--- Begin ---

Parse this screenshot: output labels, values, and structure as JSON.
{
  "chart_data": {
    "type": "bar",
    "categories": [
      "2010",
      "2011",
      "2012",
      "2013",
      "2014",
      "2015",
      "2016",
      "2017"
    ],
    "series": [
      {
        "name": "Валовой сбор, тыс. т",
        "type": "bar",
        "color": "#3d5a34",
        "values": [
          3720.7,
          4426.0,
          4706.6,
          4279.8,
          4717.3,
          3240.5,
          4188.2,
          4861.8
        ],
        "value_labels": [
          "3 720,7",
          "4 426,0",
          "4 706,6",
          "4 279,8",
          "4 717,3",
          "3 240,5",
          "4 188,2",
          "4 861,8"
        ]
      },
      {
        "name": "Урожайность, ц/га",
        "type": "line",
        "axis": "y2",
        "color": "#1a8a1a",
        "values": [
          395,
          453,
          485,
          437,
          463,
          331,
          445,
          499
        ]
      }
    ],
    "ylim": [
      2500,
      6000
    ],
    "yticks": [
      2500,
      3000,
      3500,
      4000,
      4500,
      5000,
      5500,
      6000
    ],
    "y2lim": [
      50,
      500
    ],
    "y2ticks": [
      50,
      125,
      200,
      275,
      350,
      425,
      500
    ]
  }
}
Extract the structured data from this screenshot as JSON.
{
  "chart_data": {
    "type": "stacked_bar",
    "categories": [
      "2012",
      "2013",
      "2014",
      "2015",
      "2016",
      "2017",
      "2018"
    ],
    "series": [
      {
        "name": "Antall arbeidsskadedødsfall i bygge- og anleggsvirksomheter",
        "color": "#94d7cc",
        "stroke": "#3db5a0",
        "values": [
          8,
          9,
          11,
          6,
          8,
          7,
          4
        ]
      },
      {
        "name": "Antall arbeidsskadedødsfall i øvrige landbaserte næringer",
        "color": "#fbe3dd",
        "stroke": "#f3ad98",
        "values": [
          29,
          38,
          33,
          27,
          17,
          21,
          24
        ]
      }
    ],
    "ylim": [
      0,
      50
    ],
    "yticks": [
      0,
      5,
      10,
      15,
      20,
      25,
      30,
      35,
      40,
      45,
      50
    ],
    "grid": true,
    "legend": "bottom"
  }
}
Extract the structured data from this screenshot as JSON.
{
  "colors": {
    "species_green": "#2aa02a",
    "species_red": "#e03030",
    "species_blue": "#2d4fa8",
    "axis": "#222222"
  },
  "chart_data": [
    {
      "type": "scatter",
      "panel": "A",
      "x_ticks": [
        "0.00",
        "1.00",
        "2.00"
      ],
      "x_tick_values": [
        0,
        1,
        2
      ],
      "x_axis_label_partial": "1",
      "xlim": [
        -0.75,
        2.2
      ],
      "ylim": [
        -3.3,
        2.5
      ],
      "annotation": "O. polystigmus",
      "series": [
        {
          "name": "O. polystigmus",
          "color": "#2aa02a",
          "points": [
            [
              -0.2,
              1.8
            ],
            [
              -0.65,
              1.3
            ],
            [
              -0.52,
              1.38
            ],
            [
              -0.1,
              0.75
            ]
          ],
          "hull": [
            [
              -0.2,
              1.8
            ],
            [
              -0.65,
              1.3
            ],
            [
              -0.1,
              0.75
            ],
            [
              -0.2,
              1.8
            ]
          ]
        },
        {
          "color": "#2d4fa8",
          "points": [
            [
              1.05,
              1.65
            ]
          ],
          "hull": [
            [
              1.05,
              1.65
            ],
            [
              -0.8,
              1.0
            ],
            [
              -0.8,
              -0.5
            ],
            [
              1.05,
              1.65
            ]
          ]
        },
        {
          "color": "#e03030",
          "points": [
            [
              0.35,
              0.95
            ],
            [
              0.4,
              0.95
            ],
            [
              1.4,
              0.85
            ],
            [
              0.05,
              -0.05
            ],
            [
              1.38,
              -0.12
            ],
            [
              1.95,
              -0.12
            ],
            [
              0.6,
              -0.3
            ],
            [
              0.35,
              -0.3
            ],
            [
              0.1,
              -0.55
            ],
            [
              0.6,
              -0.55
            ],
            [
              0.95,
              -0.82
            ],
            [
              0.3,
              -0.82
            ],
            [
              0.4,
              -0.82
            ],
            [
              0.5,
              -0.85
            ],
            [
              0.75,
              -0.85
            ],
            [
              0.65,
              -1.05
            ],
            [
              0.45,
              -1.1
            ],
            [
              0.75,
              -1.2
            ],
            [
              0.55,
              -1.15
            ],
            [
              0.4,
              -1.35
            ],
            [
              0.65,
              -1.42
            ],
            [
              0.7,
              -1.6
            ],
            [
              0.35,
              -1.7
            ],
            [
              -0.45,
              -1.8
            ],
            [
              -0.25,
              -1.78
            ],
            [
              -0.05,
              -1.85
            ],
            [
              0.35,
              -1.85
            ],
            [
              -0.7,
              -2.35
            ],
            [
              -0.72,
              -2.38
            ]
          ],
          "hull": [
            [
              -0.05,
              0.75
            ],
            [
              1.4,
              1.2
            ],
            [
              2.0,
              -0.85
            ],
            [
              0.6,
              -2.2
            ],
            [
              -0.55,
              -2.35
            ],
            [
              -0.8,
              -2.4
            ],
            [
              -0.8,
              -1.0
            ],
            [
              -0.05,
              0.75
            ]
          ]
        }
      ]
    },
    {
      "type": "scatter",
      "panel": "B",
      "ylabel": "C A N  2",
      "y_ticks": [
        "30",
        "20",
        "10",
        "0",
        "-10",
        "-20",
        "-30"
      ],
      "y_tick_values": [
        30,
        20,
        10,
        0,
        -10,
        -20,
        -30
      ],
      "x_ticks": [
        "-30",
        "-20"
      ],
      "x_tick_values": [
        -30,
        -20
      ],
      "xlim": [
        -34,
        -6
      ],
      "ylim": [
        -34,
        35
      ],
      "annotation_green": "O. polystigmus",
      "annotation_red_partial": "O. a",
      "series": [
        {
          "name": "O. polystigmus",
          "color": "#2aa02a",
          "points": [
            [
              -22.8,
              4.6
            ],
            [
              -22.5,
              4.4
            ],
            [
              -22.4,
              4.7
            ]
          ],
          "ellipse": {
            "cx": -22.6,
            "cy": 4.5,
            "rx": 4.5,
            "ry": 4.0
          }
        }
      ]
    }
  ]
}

--- End ---

**Task statement:** Copy each entry exactly, with nothing added or dropped.

**Task answer:**
Parse this screenshot: output labels, values, and structure as JSON.
{
  "chart_data": {
    "type": "bar",
    "categories": [
      "2010",
      "2011",
      "2012",
      "2013",
      "2014",
      "2015",
      "2016",
      "2017"
    ],
    "series": [
      {
        "name": "Валовой сбор, тыс. т",
        "type": "bar",
        "color": "#3d5a34",
        "values": [
          3720.7,
          4426.0,
          4706.6,
          4279.8,
          4717.3,
          3240.5,
          4188.2,
          4861.8
        ],
        "value_labels": [
          "3 720,7",
          "4 426,0",
          "4 706,6",
          "4 279,8",
          "4 717,3",
          "3 240,5",
          "4 188,2",
          "4 861,8"
        ]
      },
      {
        "name": "Урожайность, ц/га",
        "type": "line",
        "axis": "y2",
        "color": "#1a8a1a",
        "values": [
          395,
          453,
          485,
          437,
          463,
          331,
          445,
          499
        ]
      }
    ],
    "ylim": [
      2500,
      6000
    ],
    "yticks": [
      2500,
      3000,
      3500,
      4000,
      4500,
      5000,
      5500,
      6000
    ],
    "y2lim": [
      50,
      500
    ],
    "y2ticks": [
      50,
      125,
      200,
      275,
      350,
      425,
      500
    ]
  }
}
Extract the structured data from this screenshot as JSON.
{
  "chart_data": {
    "type": "stacked_bar",
    "categories": [
      "2012",
      "2013",
      "2014",
      "2015",
      "2016",
      "2017",
      "2018"
    ],
    "series": [
      {
        "name": "Antall arbeidsskadedødsfall i bygge- og anleggsvirksomheter",
        "color": "#94d7cc",
        "stroke": "#3db5a0",
        "values": [
          8,
          9,
          11,
          6,
          8,
          7,
          4
        ]
      },
      {
        "name": "Antall arbeidsskadedødsfall i øvrige landbaserte næringer",
        "color": "#fbe3dd",
        "stroke": "#f3ad98",
        "values": [
          29,
          38,
          33,
          27,
          17,
          21,
          24
        ]
      }
    ],
    "ylim": [
      0,
      50
    ],
    "yticks": [
      0,
      5,
      10,
      15,
      20,
      25,
      30,
      35,
      40,
      45,
      50
    ],
    "grid": true,
    "legend": "bottom"
  }
}
Extract the structured data from this screenshot as JSON.
{
  "colors": {
    "species_green": "#2aa02a",
    "species_red": "#e03030",
    "species_blue": "#2d4fa8",
    "axis": "#222222"
  },
  "chart_data": [
    {
      "type": "scatter",
      "panel": "A",
      "x_ticks": [
        "0.00",
        "1.00",
        "2.00"
      ],
      "x_tick_values": [
        0,
        1,
        2
      ],
      "x_axis_label_partial": "1",
      "xlim": [
        -0.75,
        2.2
      ],
      "ylim": [
        -3.3,
        2.5
      ],
      "annotation": "O. polystigmus",
      "series": [
        {
          "name": "O. polystigmus",
          "color": "#2aa02a",
          "points": [
            [
              -0.2,
              1.8
            ],
            [
              -0.65,
              1.3
            ],
            [
              -0.52,
              1.38
            ],
            [
              -0.1,
              0.75
            ]
          ],
          "hull": [
            [
              -0.2,
              1.8
            ],
            [
              -0.65,
              1.3
            ],
            [
              -0.1,
              0.75
            ],
            [
              -0.2,
              1.8
            ]
          ]
        },
        {
          "color": "#2d4fa8",
          "points": [
            [
              1.05,
              1.65
            ]
          ],
          "hull": [
            [
              1.05,
              1.65
            ],
            [
              -0.8,
              1.0
            ],
            [
              -0.8,
              -0.5
            ],
            [
              1.05,
              1.65
            ]
          ]
        },
        {
          "color": "#e03030",
          "points": [
            [
              0.35,
              0.95
            ],
            [
              0.4,
              0.95
            ],
            [
              1.4,
              0.85
            ],
            [
              0.05,
              -0.05
            ],
            [
              1.38,
              -0.12
            ],
            [
              1.95,
              -0.12
            ],
            [
              0.6,
              -0.3
            ],
            [
              0.35,
              -0.3
            ],
            [
              0.1,
              -0.55
            ],
            [
              0.6,
              -0.55
            ],
            [
              0.95,
              -0.82
            ],
            [
              0.3,
              -0.82
            ],
            [
              0.4,
              -0.82
            ],
            [
              0.5,
              -0.85
            ],
            [
              0.75,
              -0.85
            ],
            [
              0.65,
              -1.05
            ],
            [
              0.45,
              -1.1
            ],
            [
              0.75,
              -1.2
            ],
            [
              0.55,
              -1.15
            ],
            [
              0.4,
              -1.35
            ],
            [
              0.65,
              -1.42
            ],
            [
              0.7,
              -1.6
            ],
            [
              0.35,
              -1.7
            ],
            [
              -0.45,
              -1.8
            ],
            [
              -0.25,
              -1.78
            ],
            [
              -0.05,
              -1.85
            ],
            [
              0.35,
              -1.85
            ],
            [
              -0.7,
              -2.35
            ],
            [
              -0.72,
              -2.38
            ]
          ],
          "hull": [
            [
              -0.05,
              0.75
            ],
            [
              1.4,
              1.2
            ],
            [
              2.0,
              -0.85
            ],
            [
              0.6,
              -2.2
            ],
            [
              -0.55,
              -2.35
            ],
            [
              -0.8,
              -2.4
            ],
            [
              -0.8,
              -1.0
            ],
            [
              -0.05,
              0.75
            ]
          ]
        }
      ]
    },
    {
      "type": "scatter",
      "panel": "B",
      "ylabel": "C A N  2",
      "y_ticks": [
        "30",
        "20",
        "10",
        "0",
        "-10",
        "-20",
        "-30"
      ],
      "y_tick_values": [
        30,
        20,
        10,
        0,
        -10,
        -20,
        -30
      ],
      "x_ticks": [
        "-30",
        "-20"
      ],
      "x_tick_values": [
        -30,
        -20
      ],
      "xlim": [
        -34,
        -6
      ],
      "ylim": [
        -34,
        35
      ],
      "annotation_green": "O. polystigmus",
      "annotation_red_partial": "O. a",
      "series": [
        {
          "name": "O. polystigmus",
          "color": "#2aa02a",
          "points": [
            [
              -22.8,
              4.6
            ],
            [
              -22.5,
              4.4
            ],
            [
              -22.4,
              4.7
            ]
          ],
          "ellipse": {
            "cx": -22.6,
            "cy": 4.5,
            "rx": 4.5,
            "ry": 4.0
          }
        }
      ]
    }
  ]
}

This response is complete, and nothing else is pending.